• EXERCISE: Would you pull out every line of the material that contains the string "Daily"?

--- --- ---

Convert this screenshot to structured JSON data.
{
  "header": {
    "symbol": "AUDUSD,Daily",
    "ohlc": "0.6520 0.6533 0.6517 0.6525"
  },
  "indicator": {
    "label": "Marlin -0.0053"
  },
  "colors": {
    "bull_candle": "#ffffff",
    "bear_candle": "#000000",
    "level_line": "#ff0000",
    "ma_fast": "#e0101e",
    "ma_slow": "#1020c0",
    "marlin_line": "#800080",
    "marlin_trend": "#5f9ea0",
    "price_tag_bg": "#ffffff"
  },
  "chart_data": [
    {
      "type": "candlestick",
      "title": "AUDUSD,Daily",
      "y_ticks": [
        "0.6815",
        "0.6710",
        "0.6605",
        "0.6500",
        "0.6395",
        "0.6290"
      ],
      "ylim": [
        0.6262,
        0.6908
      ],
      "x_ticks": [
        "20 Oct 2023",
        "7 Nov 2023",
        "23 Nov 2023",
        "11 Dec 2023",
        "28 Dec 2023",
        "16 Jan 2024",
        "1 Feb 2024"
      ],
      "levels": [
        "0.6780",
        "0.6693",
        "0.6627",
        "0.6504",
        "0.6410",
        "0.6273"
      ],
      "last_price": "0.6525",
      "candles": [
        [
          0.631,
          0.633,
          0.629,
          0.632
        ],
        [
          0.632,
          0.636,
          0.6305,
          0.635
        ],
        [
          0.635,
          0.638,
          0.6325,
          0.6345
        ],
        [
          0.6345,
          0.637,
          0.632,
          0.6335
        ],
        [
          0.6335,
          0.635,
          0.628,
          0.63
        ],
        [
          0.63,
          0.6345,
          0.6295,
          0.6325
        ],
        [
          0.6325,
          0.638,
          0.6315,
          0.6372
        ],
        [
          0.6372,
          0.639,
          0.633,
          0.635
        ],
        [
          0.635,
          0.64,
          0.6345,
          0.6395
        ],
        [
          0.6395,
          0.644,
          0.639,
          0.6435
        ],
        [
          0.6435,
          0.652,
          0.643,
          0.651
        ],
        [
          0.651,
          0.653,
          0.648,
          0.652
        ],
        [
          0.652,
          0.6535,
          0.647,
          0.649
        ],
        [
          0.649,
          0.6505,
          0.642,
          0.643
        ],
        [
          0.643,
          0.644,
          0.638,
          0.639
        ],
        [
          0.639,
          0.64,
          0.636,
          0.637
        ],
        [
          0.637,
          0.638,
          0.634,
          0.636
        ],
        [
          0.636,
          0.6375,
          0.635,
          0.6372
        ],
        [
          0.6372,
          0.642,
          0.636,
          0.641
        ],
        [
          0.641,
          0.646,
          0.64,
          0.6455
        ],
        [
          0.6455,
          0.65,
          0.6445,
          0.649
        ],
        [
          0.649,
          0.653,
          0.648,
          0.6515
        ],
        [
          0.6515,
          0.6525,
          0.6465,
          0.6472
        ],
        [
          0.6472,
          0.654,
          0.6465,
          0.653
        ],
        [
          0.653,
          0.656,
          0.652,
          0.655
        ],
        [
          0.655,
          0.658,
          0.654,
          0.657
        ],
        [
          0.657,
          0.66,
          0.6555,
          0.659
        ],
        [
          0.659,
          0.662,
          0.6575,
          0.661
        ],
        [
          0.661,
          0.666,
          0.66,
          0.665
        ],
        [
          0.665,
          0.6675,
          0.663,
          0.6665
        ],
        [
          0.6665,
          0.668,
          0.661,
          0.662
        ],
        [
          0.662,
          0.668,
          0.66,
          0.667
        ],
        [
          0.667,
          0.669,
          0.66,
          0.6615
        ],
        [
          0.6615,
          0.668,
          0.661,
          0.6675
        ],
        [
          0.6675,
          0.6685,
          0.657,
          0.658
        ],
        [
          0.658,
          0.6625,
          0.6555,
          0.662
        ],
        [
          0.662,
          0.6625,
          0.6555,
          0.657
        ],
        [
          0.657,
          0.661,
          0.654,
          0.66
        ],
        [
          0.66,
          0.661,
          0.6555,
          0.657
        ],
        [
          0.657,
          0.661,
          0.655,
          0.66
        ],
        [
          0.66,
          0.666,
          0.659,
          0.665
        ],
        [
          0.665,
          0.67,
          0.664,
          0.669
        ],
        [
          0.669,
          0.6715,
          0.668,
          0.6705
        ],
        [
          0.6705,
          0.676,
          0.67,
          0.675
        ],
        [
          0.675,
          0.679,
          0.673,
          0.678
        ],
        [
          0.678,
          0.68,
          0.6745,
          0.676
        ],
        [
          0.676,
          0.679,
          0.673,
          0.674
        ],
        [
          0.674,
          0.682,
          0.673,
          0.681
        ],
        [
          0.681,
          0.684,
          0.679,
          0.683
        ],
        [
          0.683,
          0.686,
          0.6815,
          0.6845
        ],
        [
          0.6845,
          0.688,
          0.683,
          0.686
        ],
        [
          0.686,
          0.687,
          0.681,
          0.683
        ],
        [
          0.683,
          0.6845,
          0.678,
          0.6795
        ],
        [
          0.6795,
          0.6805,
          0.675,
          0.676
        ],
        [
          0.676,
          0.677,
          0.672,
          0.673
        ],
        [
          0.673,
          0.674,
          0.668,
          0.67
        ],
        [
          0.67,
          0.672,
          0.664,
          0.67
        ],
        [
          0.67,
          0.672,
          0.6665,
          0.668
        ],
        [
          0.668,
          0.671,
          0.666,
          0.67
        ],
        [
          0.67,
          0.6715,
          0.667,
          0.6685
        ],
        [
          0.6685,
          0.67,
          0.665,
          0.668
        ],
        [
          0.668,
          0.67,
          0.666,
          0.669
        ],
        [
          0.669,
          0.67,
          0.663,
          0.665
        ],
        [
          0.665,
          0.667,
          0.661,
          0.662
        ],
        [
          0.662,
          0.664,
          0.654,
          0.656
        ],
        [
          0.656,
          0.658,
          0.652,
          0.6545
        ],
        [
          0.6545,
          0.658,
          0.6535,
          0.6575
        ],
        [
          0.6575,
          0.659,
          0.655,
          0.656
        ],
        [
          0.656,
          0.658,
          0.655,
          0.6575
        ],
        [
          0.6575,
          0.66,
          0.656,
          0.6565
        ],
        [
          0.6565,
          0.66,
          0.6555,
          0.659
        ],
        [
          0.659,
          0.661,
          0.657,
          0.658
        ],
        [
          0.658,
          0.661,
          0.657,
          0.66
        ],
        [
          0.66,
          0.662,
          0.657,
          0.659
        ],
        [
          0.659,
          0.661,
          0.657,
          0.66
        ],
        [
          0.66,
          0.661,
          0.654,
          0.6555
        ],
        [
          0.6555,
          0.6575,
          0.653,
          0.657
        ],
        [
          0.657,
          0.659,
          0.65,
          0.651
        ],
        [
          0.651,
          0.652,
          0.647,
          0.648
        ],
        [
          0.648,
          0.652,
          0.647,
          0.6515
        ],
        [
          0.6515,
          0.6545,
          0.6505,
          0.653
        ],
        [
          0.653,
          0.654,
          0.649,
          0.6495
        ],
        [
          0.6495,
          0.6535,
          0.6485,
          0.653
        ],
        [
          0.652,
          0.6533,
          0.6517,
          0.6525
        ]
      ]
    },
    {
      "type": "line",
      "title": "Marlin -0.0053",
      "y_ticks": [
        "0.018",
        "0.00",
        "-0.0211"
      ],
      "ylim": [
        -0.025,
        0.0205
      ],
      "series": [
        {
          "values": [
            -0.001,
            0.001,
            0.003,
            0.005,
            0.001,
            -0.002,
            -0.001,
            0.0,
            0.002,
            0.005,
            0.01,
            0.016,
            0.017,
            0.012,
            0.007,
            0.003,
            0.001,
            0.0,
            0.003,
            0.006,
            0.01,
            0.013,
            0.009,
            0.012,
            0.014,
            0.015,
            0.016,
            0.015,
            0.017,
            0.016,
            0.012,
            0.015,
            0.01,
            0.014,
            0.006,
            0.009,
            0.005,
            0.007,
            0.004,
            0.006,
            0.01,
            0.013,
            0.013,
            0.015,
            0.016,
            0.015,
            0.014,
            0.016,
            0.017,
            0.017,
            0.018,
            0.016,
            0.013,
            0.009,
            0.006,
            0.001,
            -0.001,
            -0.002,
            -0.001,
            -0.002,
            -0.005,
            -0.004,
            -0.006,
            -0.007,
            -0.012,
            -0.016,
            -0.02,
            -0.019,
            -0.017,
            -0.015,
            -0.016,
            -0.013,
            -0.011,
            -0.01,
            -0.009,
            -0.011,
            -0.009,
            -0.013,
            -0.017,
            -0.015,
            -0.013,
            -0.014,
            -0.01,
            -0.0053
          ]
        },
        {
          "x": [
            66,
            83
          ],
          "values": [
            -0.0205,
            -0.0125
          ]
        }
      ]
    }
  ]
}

--- --- ---

• WORKED ANSWER:
    "symbol": "AUDUSD,Daily",
      "title": "AUDUSD,Daily",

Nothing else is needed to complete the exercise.